— BEGIN MATERIAL TO PROCESS —

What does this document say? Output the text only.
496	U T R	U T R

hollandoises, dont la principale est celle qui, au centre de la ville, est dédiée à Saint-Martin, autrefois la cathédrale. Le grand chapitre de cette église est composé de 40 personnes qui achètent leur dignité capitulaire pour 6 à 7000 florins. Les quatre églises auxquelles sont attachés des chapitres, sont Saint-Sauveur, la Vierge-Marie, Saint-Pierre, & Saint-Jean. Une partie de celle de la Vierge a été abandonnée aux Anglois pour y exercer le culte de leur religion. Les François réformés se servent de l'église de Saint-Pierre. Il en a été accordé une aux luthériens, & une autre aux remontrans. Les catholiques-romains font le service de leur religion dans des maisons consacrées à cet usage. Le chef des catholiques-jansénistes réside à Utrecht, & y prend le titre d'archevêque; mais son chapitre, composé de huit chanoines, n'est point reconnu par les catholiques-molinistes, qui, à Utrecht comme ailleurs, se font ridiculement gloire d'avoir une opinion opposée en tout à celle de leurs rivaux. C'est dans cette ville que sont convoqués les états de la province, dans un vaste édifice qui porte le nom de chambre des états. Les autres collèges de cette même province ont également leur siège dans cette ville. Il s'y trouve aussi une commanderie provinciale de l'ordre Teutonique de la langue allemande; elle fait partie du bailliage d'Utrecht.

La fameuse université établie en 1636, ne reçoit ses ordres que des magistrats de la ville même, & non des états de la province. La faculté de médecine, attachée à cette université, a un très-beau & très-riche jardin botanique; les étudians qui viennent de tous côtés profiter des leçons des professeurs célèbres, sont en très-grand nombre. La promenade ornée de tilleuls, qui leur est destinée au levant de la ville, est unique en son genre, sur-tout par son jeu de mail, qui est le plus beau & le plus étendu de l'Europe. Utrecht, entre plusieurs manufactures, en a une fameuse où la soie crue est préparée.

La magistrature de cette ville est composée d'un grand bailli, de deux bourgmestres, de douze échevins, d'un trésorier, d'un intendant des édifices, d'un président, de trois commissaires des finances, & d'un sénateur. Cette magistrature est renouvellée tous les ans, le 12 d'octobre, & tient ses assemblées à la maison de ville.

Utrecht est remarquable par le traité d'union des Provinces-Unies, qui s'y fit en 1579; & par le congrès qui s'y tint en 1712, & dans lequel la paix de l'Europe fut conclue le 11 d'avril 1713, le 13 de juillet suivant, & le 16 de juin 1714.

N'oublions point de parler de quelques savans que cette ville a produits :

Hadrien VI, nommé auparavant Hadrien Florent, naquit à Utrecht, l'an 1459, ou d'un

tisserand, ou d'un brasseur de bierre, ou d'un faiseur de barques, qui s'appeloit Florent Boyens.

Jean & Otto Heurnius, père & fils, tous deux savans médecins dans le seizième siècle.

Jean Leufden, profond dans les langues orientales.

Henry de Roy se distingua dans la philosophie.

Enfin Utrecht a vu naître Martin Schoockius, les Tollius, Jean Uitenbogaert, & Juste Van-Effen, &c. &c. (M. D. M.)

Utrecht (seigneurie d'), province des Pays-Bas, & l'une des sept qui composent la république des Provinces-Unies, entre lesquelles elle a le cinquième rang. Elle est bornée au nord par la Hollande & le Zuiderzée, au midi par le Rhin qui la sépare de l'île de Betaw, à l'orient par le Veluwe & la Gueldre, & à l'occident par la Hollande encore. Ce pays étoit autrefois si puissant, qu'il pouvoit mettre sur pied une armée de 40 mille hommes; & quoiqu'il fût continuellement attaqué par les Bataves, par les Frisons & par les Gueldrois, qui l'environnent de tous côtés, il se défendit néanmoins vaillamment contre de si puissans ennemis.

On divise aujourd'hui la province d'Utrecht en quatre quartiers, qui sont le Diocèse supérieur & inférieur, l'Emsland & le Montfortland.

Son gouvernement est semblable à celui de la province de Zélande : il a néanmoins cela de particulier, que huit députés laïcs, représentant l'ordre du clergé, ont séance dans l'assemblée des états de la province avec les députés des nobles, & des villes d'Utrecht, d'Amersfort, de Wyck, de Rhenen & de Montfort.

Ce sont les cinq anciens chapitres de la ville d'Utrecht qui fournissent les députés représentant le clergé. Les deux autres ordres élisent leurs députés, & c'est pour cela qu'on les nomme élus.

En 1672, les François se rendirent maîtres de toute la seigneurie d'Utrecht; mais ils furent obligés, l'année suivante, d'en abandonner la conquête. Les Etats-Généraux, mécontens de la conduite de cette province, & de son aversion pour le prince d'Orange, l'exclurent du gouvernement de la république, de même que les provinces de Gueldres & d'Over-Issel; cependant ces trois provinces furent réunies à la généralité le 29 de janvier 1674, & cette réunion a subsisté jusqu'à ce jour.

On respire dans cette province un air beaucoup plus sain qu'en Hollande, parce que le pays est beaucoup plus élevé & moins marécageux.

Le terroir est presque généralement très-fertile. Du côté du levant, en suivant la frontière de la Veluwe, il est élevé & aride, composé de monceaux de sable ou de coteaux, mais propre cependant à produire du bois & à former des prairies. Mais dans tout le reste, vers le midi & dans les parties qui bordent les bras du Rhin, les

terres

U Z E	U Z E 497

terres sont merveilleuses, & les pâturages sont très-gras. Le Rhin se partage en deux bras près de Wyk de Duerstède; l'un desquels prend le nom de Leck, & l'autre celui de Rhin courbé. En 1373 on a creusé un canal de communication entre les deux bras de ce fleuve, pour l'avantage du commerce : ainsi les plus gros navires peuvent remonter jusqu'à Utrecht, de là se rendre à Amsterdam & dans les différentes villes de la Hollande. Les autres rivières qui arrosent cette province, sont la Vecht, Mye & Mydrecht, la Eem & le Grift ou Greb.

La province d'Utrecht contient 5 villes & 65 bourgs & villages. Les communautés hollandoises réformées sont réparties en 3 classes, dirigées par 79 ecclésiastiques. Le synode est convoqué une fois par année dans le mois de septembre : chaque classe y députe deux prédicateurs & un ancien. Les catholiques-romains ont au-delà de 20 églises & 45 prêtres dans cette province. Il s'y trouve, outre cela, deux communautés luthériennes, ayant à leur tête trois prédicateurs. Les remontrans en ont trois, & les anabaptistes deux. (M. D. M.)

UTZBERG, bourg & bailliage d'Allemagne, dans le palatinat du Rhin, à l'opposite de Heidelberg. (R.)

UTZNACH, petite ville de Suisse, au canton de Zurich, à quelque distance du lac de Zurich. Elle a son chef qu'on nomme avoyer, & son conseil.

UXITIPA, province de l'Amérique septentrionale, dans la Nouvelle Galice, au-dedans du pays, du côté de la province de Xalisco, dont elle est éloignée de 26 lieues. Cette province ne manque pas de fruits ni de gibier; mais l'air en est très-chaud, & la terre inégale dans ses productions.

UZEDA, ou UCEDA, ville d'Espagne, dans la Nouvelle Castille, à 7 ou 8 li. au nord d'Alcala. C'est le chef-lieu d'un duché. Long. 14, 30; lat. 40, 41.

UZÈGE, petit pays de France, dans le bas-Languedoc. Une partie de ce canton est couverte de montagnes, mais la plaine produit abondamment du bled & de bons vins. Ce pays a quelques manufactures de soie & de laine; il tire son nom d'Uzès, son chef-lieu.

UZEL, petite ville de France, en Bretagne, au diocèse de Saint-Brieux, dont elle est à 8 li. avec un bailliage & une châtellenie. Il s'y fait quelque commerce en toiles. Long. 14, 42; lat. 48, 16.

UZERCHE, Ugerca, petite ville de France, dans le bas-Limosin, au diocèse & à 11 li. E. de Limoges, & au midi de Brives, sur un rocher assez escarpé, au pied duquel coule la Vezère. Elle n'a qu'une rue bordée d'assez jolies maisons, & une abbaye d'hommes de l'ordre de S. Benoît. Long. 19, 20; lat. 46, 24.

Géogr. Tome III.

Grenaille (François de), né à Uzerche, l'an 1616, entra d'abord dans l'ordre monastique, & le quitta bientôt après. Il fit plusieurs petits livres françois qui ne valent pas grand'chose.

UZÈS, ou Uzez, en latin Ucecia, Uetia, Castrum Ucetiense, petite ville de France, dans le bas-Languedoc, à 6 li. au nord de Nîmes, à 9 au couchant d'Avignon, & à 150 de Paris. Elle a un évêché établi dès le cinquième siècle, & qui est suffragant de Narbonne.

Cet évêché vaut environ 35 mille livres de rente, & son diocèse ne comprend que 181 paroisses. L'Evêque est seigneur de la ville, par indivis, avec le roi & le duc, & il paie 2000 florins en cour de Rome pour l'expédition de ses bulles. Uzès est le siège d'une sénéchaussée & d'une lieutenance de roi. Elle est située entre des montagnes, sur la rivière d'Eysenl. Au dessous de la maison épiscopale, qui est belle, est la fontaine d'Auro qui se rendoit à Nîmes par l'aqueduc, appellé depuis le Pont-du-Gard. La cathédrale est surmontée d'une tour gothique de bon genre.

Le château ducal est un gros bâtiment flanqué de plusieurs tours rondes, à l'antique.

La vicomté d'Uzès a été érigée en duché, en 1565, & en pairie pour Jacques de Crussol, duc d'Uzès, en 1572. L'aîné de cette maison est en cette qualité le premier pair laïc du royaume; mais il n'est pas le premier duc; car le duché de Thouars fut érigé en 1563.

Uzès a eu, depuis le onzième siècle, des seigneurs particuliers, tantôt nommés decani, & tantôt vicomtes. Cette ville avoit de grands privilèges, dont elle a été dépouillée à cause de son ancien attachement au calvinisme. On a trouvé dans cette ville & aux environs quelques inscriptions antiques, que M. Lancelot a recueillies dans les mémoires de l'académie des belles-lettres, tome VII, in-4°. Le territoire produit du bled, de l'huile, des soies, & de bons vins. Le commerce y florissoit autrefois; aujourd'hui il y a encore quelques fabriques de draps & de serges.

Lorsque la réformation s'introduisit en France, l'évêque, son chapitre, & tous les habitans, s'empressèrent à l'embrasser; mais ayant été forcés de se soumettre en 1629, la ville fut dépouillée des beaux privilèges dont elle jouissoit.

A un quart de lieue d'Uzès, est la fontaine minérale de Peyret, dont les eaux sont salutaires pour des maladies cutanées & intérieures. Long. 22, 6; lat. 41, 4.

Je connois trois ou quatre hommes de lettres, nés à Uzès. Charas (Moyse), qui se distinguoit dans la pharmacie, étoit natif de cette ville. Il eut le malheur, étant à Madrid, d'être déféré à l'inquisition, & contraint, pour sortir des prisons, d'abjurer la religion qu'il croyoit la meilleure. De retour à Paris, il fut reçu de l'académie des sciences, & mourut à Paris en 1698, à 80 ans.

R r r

— END MATERIAL TO PROCESS —

Within the data above, pick out all lines holding the word "petite".

▶ IN RESPONSE:
UTZNACH, petite ville de Suisse, au canton de Zurich, à quelque distance du lac de Zurich. Elle a son chef qu'on nomme avoyer, & son conseil.
UZEL, petite ville de France, en Bretagne, au diocèse de Saint-Brieux, dont elle est à 8 li. avec un bailliage & une châtellenie. Il s'y fait quelque commerce en toiles. Long. 14, 42; lat. 48, 16.
UZERCHE, Ugerca, petite ville de France, dans le bas-Limosin, au diocèse & à 11 li. E. de Limoges, & au midi de Brives, sur un rocher assez escarpé, au pied duquel coule la Vezère. Elle n'a qu'une rue bordée d'assez jolies maisons, & une abbaye d'hommes de l'ordre de S. Benoît. Long. 19, 20; lat. 46, 24.
UZÈS, ou Uzez, en latin Ucecia, Uetia, Castrum Ucetiense, petite ville de France, dans le bas-Languedoc, à 6 li. au nord de Nîmes, à 9 au couchant d'Avignon, & à 150 de Paris. Elle a un évêché établi dès le cinquième siècle, & qui est suffragant de Narbonne.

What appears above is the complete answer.